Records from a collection
* start *

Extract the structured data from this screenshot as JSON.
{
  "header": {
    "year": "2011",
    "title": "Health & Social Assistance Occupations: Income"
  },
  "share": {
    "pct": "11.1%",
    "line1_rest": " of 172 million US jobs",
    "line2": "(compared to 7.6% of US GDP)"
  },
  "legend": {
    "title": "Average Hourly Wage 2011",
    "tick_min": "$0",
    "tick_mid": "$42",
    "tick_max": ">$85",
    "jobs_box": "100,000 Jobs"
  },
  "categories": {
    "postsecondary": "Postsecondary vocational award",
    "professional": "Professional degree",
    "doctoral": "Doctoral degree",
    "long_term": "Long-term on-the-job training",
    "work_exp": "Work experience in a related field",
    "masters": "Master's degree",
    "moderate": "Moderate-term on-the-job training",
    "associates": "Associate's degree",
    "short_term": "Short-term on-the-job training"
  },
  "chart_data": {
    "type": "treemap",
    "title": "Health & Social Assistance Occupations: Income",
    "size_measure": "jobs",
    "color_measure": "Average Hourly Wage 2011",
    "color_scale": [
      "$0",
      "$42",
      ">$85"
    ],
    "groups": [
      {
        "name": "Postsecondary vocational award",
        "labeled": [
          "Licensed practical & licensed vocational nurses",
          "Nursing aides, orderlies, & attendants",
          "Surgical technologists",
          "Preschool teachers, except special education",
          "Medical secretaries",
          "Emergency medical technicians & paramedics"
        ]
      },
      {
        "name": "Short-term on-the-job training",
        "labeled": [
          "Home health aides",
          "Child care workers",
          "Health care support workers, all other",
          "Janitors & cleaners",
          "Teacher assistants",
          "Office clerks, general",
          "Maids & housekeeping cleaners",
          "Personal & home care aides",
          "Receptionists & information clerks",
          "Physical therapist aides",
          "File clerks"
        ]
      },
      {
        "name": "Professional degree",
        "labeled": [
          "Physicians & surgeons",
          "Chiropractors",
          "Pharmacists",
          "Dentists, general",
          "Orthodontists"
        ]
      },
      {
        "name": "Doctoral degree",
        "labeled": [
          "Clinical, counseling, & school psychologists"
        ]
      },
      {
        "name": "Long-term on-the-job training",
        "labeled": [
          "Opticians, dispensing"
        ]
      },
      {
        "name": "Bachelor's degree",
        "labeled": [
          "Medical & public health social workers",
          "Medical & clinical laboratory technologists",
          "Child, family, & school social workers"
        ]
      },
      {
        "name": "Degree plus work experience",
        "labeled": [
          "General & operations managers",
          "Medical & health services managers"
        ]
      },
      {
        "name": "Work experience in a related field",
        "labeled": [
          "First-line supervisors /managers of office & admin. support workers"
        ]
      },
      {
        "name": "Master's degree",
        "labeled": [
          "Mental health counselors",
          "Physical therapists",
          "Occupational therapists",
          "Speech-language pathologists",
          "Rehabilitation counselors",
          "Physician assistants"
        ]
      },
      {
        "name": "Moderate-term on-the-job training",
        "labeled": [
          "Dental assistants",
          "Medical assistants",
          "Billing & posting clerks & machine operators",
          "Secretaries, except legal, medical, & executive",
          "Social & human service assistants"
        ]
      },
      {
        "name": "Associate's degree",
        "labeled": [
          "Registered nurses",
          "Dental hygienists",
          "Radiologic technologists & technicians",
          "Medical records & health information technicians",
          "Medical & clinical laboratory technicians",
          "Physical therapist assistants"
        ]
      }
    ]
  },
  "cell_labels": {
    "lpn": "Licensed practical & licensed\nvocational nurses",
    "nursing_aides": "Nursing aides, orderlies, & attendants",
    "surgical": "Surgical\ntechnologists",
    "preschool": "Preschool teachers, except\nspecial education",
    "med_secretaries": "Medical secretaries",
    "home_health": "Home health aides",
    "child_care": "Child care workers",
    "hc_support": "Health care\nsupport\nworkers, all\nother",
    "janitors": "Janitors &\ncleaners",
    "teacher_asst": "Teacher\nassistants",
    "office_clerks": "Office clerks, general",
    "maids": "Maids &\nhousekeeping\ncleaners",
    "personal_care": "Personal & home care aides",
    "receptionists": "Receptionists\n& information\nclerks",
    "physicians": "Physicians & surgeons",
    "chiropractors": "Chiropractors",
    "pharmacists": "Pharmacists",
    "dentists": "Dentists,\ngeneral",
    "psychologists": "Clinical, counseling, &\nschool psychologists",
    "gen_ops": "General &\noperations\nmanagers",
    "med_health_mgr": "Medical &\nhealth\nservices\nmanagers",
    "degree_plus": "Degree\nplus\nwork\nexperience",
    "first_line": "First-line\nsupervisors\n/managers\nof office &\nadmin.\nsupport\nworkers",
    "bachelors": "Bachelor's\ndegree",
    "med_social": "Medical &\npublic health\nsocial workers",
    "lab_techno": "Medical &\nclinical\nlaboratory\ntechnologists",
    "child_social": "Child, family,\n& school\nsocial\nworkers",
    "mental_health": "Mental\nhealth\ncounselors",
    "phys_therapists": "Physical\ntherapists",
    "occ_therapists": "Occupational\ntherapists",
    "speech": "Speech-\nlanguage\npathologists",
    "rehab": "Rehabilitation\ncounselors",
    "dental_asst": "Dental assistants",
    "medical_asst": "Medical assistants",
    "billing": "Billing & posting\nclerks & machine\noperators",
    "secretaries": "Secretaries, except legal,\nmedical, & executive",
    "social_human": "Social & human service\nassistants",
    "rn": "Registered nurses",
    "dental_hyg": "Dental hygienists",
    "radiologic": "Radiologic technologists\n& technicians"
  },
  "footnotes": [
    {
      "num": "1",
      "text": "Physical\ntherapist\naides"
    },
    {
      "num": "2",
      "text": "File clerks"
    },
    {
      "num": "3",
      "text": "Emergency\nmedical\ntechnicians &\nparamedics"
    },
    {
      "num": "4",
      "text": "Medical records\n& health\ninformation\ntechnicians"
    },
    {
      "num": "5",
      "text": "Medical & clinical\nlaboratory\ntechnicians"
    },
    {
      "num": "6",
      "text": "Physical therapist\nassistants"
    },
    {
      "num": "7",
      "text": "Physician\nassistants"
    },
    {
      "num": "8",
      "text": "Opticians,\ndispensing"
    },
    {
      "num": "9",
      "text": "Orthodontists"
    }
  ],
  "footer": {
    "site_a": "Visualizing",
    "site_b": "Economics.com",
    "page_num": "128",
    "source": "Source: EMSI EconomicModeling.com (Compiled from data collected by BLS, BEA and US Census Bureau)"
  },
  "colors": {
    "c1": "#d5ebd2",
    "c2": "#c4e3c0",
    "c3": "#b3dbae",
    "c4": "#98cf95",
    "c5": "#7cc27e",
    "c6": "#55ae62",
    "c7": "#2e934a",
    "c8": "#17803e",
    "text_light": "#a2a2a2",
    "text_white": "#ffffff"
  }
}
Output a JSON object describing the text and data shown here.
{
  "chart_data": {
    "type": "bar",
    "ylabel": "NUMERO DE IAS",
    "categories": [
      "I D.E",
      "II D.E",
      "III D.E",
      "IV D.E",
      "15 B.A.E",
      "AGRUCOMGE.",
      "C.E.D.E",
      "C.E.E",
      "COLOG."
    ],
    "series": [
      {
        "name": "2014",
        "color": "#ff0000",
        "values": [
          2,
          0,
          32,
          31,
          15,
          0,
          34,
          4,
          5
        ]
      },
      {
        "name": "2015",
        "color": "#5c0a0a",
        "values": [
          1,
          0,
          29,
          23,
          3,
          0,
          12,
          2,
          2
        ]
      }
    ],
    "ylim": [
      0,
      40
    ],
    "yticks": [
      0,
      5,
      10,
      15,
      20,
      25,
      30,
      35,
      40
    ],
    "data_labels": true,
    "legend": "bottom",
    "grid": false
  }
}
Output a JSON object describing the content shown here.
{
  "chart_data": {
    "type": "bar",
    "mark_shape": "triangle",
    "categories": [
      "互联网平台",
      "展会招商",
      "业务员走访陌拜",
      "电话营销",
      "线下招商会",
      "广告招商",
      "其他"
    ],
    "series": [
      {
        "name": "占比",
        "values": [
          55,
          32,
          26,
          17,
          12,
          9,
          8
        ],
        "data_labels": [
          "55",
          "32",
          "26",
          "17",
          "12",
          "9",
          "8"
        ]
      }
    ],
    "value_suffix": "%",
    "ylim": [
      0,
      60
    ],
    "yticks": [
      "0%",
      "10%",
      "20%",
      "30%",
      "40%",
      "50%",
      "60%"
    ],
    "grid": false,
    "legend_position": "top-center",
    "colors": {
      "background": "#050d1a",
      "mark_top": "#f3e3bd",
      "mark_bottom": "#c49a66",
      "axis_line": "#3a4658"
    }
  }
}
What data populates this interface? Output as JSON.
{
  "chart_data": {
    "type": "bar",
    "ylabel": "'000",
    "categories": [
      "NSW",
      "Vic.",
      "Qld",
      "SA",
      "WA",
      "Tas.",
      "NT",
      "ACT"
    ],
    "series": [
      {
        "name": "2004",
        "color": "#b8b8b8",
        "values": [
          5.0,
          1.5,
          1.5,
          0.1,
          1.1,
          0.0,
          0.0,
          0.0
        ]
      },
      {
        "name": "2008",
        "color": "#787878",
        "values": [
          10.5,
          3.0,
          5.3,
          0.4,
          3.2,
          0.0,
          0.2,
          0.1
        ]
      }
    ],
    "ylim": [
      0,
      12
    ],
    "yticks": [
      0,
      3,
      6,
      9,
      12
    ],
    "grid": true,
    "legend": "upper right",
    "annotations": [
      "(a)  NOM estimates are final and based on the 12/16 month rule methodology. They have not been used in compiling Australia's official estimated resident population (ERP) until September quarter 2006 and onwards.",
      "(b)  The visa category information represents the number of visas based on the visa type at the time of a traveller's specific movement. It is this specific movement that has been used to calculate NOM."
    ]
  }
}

* end *

— Problem details —
Read the entries and select each line where the word "except" is found.

— Expected answer —
          "Preschool teachers, except special education",
          "Secretaries, except legal, medical, & executive",
    "preschool": "Preschool teachers, except\nspecial education",
    "secretaries": "Secretaries, except legal,\nmedical, & executive",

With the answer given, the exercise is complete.